State how many lines in the records hold the word "sebuah", giving the number and no other text.

» **Provided entries**:
-- begin --

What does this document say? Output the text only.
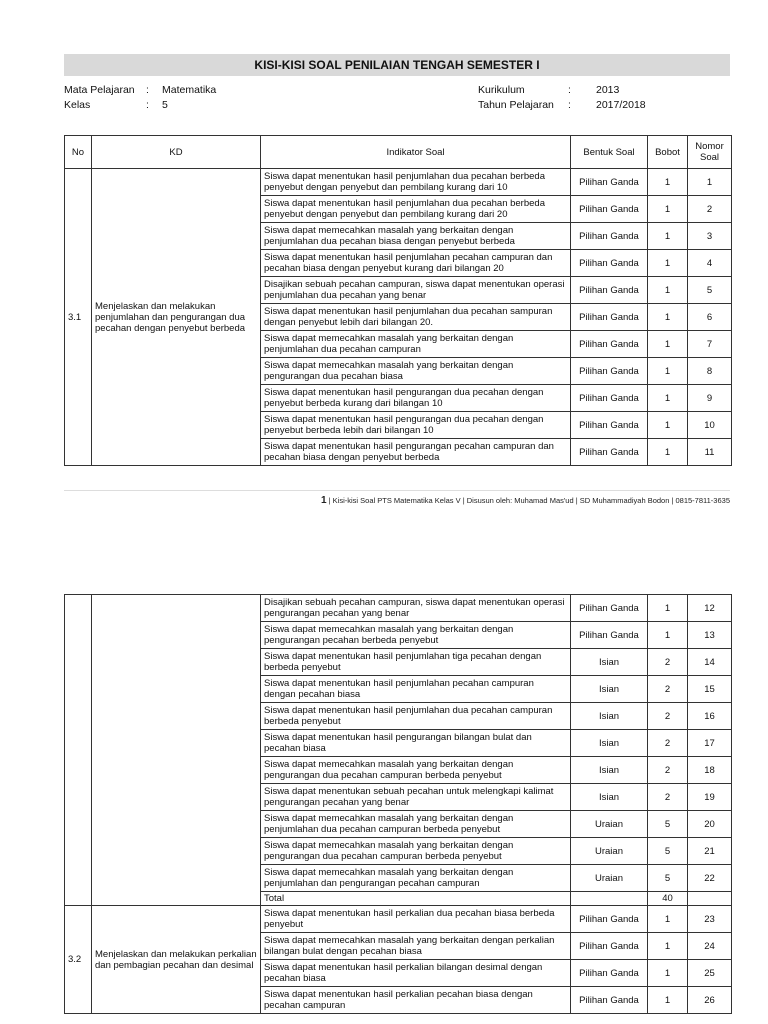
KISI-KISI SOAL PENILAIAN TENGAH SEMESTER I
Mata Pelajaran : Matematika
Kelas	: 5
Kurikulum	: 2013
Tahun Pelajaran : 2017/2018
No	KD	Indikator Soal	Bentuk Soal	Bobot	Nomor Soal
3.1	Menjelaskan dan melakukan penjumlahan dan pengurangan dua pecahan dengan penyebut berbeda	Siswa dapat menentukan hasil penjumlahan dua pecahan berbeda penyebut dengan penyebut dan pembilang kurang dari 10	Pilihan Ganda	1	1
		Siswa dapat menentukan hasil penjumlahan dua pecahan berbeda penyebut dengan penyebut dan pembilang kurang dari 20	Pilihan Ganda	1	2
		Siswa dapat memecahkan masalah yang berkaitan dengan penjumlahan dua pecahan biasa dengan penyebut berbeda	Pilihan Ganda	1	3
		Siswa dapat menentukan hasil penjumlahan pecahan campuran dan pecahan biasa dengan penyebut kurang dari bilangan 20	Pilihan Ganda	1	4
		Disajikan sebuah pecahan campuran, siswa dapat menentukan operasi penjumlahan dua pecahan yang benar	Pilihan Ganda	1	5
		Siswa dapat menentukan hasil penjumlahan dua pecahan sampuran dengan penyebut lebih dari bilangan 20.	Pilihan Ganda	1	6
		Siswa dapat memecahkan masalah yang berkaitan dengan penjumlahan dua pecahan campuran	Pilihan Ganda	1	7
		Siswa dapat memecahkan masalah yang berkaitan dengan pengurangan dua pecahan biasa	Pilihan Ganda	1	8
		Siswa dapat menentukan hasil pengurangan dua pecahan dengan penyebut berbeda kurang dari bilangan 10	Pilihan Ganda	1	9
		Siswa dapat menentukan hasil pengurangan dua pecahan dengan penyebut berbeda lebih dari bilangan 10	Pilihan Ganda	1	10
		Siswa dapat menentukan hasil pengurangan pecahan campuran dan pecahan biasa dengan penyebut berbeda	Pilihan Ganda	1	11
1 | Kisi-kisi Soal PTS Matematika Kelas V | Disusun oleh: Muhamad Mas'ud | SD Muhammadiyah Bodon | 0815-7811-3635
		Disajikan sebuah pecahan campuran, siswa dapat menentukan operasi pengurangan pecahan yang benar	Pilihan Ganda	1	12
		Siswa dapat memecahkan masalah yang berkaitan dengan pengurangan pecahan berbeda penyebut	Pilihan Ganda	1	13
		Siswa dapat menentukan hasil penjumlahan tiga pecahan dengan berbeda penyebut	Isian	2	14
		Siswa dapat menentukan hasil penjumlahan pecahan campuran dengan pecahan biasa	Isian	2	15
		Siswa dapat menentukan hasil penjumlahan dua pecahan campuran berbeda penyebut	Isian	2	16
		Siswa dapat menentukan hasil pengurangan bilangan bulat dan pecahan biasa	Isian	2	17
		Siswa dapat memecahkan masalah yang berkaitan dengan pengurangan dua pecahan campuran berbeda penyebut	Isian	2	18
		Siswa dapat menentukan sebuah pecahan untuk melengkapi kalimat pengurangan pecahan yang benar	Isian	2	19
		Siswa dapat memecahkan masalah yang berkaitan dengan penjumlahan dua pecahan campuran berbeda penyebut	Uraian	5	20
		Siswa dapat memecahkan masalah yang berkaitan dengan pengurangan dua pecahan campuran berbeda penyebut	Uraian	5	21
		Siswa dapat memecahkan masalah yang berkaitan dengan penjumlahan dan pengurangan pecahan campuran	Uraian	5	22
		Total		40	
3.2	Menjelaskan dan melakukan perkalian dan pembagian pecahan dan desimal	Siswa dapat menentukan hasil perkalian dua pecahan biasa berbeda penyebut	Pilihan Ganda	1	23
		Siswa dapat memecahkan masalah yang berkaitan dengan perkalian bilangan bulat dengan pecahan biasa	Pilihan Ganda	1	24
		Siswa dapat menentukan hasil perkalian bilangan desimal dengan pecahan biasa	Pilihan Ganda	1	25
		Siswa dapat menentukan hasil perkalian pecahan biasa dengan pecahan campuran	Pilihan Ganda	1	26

-- end --

» **Output for this exercise**: 3